(Items from a data source)
▬▬▬
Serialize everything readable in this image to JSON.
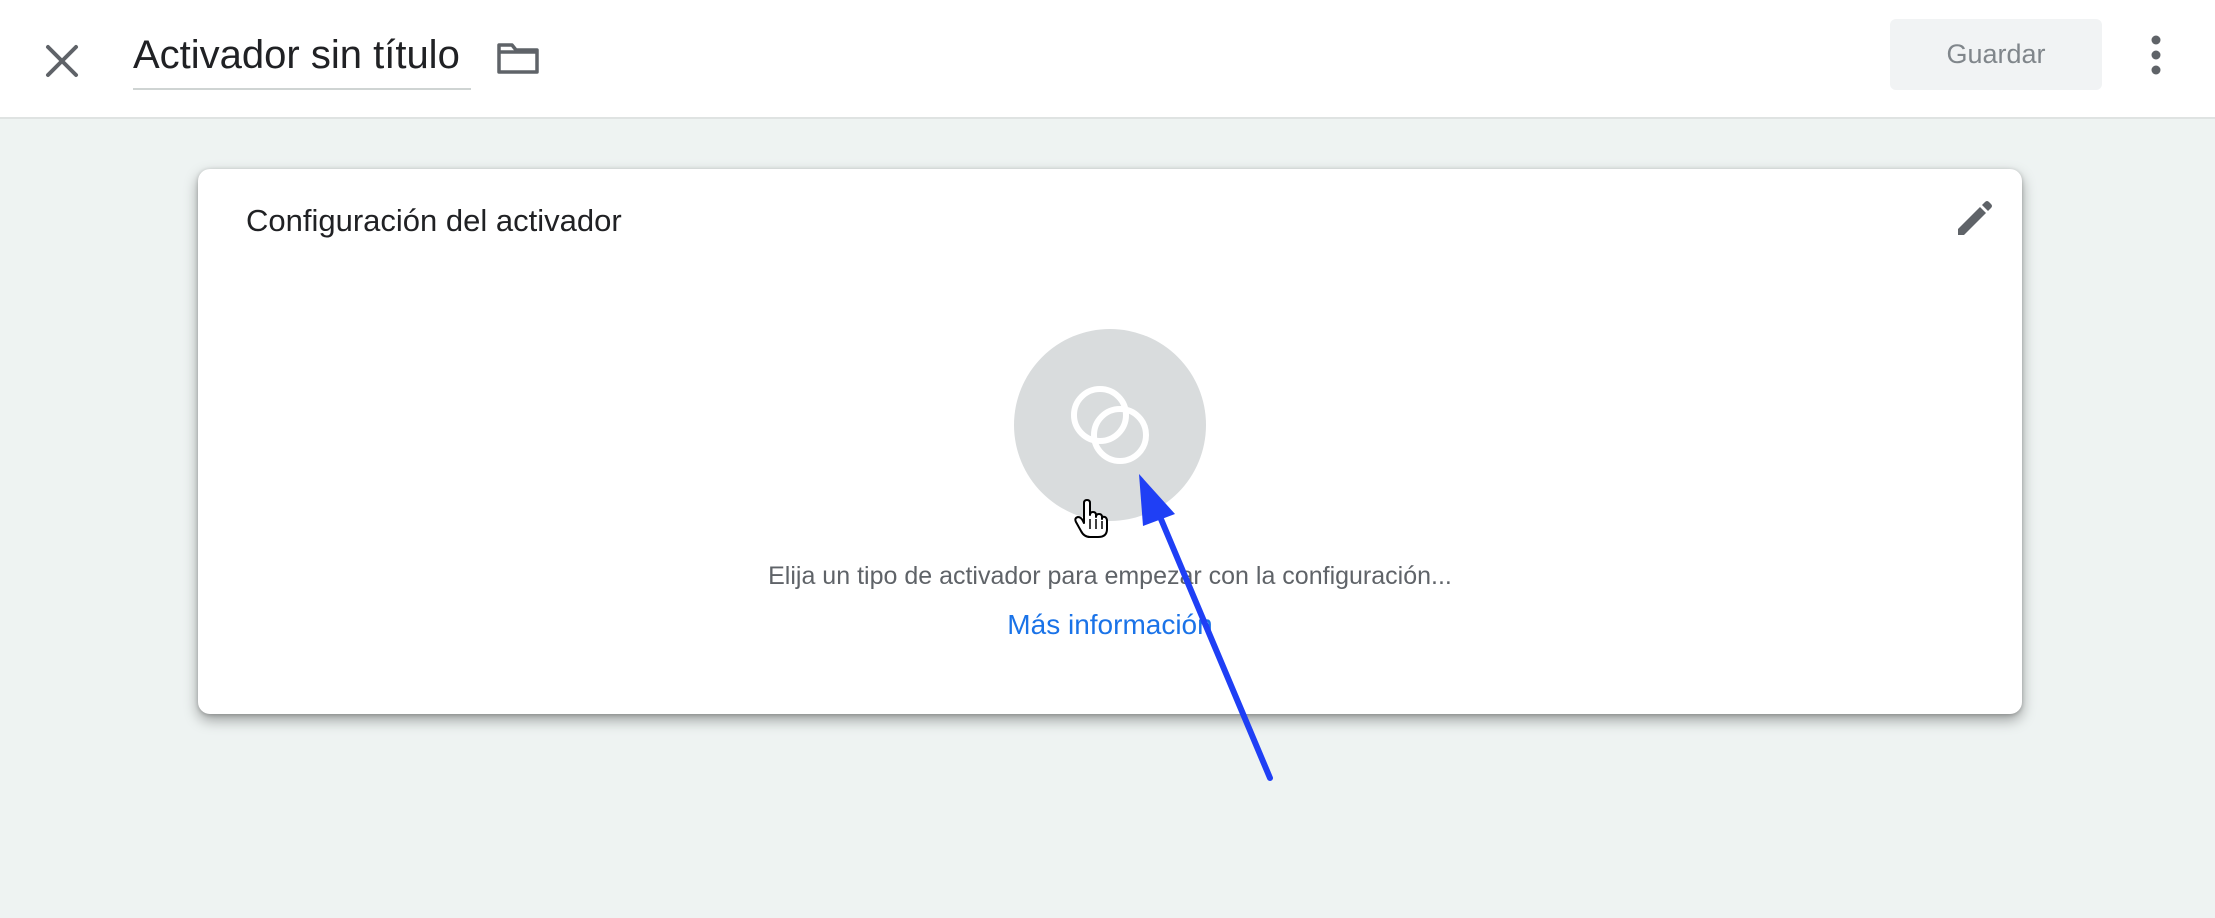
{
  "header": {
    "title": "Activador sin título",
    "save_label": "Guardar",
    "close_icon": "close-icon",
    "folder_icon": "folder-icon",
    "more_icon": "more-vert-icon"
  },
  "card": {
    "title": "Configuración del activador",
    "edit_icon": "pencil-icon",
    "type_icon": "trigger-type-icon",
    "hint": "Elija un tipo de activador para empezar con la configuración...",
    "learn_more": "Más información"
  },
  "colors": {
    "background": "#eef3f2",
    "save_bg": "#f1f3f4",
    "save_text": "#80868b",
    "link": "#1a73e8",
    "circle": "#d9dcdd",
    "arrow": "#1f3ff5"
  }
}
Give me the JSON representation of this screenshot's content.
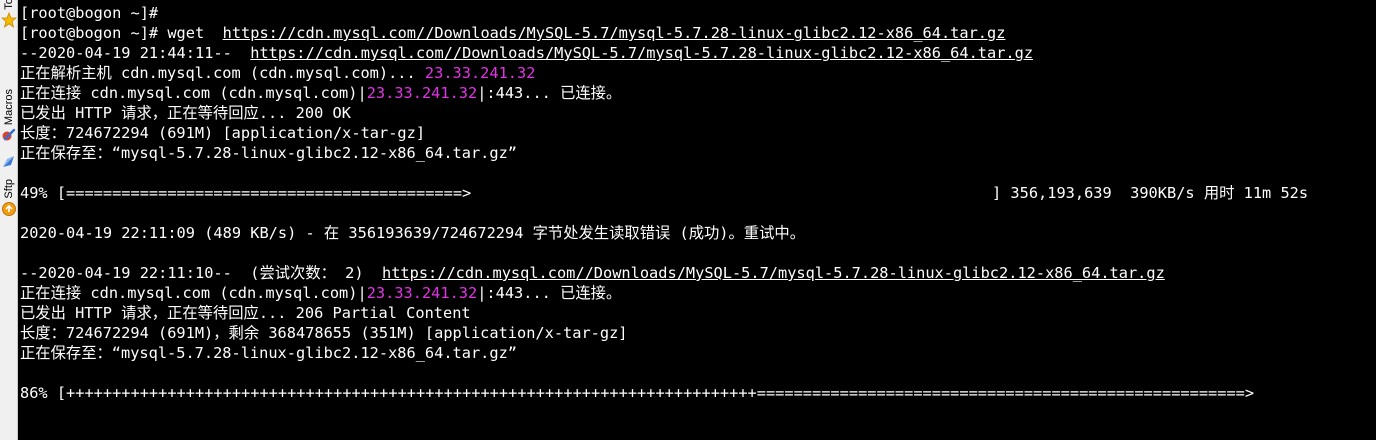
{
  "sidebar": {
    "tabs": [
      {
        "label": "Tools",
        "icon": "star-icon"
      },
      {
        "label": "Macros",
        "icon": "macro-icon"
      },
      {
        "label": "Sftp",
        "icon": "sftp-icon"
      }
    ]
  },
  "colors": {
    "background": "#000000",
    "text": "#ffffff",
    "ip_highlight": "#e233e6"
  },
  "terminal": {
    "l1": "[root@bogon ~]#",
    "l2_prompt": "[root@bogon ~]# wget  ",
    "url": "https://cdn.mysql.com//Downloads/MySQL-5.7/mysql-5.7.28-linux-glibc2.12-x86_64.tar.gz",
    "l3_prefix": "--2020-04-19 21:44:11--  ",
    "l4_prefix": "正在解析主机 cdn.mysql.com (cdn.mysql.com)... ",
    "ip": "23.33.241.32",
    "connect_prefix": "正在连接 cdn.mysql.com (cdn.mysql.com)|",
    "connect_suffix": "|:443... 已连接。",
    "l6": "已发出 HTTP 请求，正在等待回应... 200 OK",
    "l7": "长度：724672294 (691M) [application/x-tar-gz]",
    "saving": "正在保存至：“mysql-5.7.28-linux-glibc2.12-x86_64.tar.gz”",
    "progress1_left": "49% [===========================================>",
    "progress1_right": "] 356,193,639  390KB/s 用时 11m 52s",
    "error_line": "2020-04-19 22:11:09 (489 KB/s) - 在 356193639/724672294 字节处发生读取错误 (成功)。重试中。",
    "retry_prefix": "--2020-04-19 22:11:10--  (尝试次数： 2)  ",
    "l15": "已发出 HTTP 请求，正在等待回应... 206 Partial Content",
    "l16": "长度：724672294 (691M)，剩余 368478655 (351M) [application/x-tar-gz]",
    "progress2": "86% [+++++++++++++++++++++++++++++++++++++++++++++++++++++++++++++++++++++++++++=====================================================>",
    "progress1_percent": 49,
    "progress2_percent": 86
  }
}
▬▬▬
■ **WHAT TO DO**:
Give only the number of lines in the material above where the string "this" appears.

■ **THE ANSWER**:
2